What you need to do >>
Count how many lines hold the string "name". Give that number alone.

********

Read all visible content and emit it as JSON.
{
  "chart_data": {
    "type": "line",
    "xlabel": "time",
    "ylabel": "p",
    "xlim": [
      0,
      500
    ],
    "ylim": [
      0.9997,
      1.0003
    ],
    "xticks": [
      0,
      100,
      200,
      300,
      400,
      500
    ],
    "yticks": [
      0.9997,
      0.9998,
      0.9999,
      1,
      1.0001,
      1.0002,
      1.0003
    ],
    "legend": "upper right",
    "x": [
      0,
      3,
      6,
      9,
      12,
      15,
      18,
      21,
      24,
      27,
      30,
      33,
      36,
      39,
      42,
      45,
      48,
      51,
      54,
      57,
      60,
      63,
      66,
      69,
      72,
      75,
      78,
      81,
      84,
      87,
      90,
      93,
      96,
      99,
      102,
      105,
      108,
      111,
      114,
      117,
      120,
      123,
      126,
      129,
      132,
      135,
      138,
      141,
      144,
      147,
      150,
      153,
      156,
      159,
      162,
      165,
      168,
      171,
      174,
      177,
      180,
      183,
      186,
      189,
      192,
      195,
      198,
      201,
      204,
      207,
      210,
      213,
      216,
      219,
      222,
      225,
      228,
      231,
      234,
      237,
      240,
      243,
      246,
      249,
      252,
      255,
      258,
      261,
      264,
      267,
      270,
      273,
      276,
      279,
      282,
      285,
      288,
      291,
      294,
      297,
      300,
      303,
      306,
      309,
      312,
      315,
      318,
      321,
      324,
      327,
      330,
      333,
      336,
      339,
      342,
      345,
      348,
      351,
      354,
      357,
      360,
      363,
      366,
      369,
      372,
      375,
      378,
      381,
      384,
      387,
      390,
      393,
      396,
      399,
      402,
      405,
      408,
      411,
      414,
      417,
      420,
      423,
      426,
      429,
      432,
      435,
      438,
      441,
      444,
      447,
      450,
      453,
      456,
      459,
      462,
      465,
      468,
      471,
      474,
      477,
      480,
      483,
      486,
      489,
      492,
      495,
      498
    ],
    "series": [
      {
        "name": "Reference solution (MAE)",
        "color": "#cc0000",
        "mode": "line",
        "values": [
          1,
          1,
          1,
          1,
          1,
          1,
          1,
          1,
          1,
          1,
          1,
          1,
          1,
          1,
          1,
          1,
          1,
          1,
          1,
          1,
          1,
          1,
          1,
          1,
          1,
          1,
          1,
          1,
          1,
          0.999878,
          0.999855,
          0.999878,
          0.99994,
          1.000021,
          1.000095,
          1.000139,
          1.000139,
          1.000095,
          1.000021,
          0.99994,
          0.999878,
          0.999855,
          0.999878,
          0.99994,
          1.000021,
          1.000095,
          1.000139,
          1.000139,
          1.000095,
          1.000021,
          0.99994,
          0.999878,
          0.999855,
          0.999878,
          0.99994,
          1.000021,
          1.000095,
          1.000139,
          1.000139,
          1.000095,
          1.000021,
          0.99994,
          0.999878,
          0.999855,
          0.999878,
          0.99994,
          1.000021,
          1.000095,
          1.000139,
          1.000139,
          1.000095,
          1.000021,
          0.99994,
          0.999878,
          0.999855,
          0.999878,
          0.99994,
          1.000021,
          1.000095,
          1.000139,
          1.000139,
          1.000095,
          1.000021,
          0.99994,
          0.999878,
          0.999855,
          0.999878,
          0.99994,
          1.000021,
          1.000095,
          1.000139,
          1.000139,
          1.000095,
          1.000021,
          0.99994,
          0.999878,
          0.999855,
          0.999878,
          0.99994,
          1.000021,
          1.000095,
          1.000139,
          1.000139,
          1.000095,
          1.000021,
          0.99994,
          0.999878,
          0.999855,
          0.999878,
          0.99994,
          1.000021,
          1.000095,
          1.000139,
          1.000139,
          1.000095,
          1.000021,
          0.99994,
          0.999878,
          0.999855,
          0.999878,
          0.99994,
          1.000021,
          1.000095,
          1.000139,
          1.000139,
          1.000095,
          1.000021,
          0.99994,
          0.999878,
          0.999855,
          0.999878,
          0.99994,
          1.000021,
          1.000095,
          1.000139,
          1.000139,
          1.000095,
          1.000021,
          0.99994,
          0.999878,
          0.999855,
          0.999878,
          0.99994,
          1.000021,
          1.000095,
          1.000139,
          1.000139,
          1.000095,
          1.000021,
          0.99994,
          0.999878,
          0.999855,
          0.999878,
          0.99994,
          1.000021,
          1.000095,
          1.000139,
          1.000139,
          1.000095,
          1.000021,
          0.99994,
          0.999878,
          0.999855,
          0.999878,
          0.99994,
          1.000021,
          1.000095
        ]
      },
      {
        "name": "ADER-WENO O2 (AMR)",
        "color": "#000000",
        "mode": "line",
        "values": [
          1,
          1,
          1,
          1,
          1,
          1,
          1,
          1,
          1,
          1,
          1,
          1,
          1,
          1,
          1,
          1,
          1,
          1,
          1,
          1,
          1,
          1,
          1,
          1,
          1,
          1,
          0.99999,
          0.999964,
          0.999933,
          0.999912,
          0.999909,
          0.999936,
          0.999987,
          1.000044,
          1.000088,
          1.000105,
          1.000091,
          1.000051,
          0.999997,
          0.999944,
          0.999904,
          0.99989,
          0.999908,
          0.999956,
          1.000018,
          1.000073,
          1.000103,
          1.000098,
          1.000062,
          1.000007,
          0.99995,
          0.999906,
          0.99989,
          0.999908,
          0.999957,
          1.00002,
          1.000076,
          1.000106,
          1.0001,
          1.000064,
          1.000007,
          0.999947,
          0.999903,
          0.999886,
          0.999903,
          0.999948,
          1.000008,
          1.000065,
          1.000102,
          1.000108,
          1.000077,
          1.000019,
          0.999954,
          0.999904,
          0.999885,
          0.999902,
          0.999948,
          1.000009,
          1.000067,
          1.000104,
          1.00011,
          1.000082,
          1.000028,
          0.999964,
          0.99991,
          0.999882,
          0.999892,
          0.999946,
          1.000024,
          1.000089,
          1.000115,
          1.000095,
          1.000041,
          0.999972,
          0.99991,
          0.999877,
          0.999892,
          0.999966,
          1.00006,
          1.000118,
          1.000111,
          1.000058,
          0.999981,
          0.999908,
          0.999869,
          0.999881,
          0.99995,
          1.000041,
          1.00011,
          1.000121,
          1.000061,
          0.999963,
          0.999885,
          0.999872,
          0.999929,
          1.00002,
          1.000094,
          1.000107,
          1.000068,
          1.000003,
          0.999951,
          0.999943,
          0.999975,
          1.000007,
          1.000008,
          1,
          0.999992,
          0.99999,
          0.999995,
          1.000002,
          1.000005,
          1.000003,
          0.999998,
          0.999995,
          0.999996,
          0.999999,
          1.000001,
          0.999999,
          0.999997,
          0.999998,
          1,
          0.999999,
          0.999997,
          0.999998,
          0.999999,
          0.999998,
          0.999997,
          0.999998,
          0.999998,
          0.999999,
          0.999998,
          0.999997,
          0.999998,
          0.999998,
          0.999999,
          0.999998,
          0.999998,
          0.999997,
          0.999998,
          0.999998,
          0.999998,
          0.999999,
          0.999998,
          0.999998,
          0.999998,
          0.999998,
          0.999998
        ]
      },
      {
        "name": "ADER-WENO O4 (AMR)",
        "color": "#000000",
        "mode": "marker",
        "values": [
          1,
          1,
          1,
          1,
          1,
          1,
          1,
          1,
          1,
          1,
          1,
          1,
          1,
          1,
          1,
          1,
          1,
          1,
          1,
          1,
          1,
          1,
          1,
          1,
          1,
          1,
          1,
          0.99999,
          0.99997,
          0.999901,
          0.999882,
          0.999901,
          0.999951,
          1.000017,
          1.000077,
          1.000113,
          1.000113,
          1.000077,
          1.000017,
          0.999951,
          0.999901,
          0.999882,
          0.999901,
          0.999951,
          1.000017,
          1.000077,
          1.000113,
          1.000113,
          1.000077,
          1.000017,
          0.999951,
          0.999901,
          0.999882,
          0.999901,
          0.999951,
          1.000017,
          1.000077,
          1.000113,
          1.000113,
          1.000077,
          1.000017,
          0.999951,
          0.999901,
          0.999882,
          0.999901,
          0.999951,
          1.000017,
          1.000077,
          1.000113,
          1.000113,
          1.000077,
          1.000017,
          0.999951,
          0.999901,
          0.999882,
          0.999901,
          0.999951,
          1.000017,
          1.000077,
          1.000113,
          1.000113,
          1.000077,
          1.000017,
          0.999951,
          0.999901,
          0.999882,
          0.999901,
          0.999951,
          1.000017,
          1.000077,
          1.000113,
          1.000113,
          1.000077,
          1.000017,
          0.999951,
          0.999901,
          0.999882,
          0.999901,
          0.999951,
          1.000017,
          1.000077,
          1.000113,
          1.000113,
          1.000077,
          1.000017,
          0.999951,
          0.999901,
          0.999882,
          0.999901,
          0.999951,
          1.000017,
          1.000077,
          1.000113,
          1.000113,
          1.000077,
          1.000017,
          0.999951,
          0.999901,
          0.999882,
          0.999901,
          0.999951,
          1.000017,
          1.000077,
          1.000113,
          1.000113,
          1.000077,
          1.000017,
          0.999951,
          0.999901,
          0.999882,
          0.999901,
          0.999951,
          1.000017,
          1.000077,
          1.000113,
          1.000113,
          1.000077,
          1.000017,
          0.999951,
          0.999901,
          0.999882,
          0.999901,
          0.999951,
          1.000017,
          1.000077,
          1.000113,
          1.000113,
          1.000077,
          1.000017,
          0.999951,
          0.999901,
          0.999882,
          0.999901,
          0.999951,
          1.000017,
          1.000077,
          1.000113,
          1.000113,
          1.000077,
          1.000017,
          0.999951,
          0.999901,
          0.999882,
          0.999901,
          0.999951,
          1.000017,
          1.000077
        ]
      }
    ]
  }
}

********

Expected output >>
3